Instructions to follow -> Check each line of the listing for the word "castravete" and report how many lines contain it, giving nothing but the number.

════════════════════

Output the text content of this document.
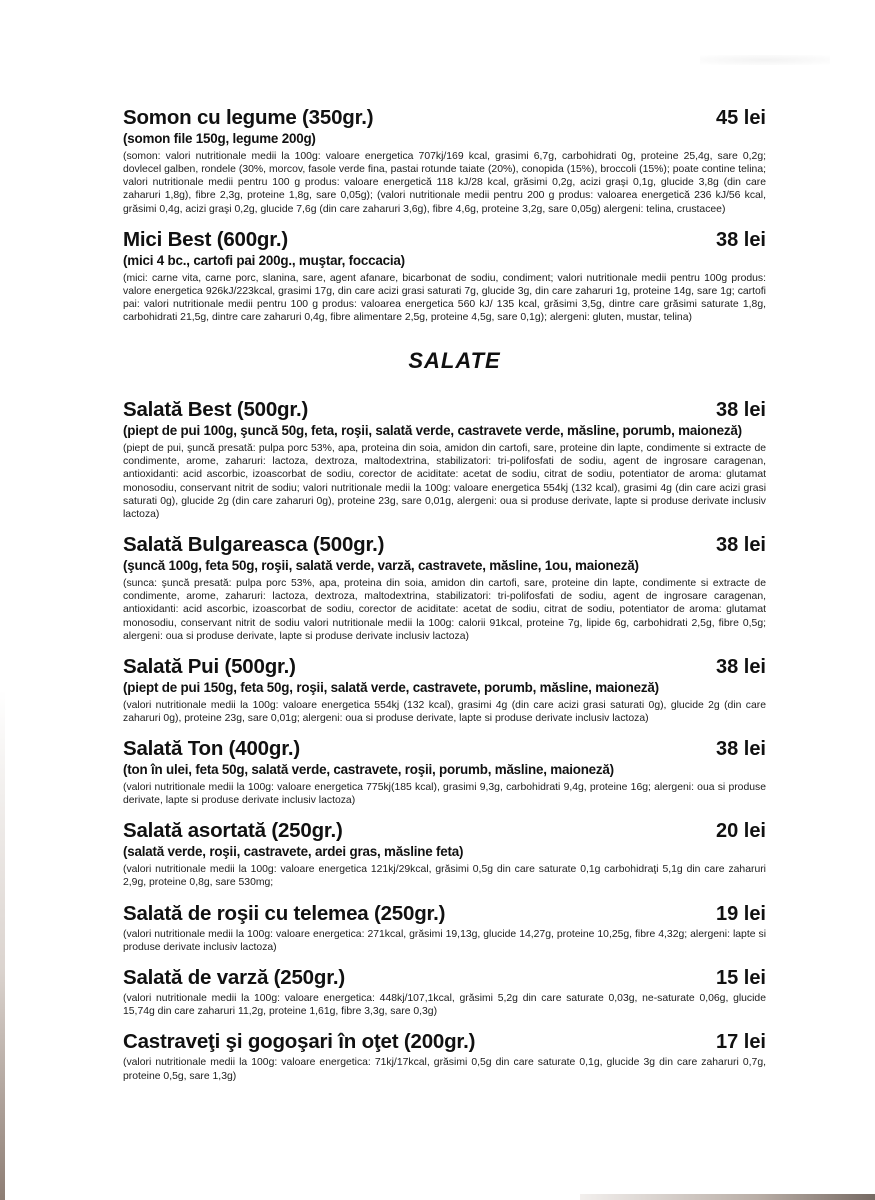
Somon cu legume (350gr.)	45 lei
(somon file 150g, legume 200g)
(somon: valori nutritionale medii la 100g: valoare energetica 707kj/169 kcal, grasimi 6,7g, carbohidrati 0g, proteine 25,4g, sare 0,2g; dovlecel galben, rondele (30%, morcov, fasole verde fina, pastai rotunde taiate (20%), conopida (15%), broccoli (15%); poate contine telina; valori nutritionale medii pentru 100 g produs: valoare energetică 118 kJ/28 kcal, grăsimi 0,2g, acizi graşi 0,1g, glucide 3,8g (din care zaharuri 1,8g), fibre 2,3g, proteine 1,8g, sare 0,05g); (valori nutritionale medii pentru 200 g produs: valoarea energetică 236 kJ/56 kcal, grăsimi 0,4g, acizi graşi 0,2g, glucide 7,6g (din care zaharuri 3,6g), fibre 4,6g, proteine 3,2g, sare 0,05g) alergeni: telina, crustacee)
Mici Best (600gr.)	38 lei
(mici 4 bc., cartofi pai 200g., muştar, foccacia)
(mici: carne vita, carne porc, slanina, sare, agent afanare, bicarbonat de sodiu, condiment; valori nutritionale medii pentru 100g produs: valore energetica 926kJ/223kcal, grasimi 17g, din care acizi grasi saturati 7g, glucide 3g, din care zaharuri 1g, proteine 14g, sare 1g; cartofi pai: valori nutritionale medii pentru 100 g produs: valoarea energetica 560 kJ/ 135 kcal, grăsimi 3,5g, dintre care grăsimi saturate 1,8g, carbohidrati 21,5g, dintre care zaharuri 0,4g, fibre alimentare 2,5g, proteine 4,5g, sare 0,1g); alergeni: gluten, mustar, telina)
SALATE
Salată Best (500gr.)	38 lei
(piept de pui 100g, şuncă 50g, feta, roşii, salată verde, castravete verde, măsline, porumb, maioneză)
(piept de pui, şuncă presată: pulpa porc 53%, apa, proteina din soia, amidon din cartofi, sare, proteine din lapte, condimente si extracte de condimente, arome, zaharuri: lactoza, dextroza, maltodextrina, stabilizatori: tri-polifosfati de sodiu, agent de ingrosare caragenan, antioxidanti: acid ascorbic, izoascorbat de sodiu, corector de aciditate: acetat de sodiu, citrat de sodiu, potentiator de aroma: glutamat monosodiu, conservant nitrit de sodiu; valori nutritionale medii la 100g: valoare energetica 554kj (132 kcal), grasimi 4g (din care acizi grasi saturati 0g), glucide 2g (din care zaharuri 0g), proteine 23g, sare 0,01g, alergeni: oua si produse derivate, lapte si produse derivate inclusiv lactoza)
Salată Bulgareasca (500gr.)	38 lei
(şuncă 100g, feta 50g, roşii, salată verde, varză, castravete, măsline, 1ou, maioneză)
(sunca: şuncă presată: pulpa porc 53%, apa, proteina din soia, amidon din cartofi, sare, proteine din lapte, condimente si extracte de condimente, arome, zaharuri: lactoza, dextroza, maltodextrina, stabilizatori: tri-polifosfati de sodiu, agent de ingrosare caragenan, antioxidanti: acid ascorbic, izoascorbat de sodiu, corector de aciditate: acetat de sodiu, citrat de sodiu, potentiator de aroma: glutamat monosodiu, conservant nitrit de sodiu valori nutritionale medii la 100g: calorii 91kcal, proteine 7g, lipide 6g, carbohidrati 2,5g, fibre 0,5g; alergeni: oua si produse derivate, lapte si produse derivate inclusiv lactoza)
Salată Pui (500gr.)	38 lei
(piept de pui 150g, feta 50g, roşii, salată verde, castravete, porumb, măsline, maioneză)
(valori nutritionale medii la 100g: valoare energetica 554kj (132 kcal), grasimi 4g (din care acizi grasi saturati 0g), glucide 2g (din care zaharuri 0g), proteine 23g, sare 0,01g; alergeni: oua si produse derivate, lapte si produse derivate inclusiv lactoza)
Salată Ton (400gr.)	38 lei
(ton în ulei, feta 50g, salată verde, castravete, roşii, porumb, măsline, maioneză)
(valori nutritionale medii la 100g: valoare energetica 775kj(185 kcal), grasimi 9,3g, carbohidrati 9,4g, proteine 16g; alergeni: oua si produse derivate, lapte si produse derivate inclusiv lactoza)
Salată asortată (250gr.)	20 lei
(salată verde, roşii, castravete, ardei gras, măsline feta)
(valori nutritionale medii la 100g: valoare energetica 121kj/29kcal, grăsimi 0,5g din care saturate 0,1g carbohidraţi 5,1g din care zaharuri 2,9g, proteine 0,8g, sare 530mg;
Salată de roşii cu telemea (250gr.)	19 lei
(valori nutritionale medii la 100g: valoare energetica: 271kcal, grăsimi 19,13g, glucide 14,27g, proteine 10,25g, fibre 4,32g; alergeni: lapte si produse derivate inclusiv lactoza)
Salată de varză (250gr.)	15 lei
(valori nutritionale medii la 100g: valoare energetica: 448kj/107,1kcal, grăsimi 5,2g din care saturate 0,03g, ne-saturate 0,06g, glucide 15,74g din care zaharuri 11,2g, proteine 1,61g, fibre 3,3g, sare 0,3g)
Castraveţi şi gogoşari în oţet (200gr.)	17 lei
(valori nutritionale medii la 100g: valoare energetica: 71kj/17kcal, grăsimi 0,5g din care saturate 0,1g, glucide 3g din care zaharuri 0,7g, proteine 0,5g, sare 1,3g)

════════════════════

Completed exercise -> 5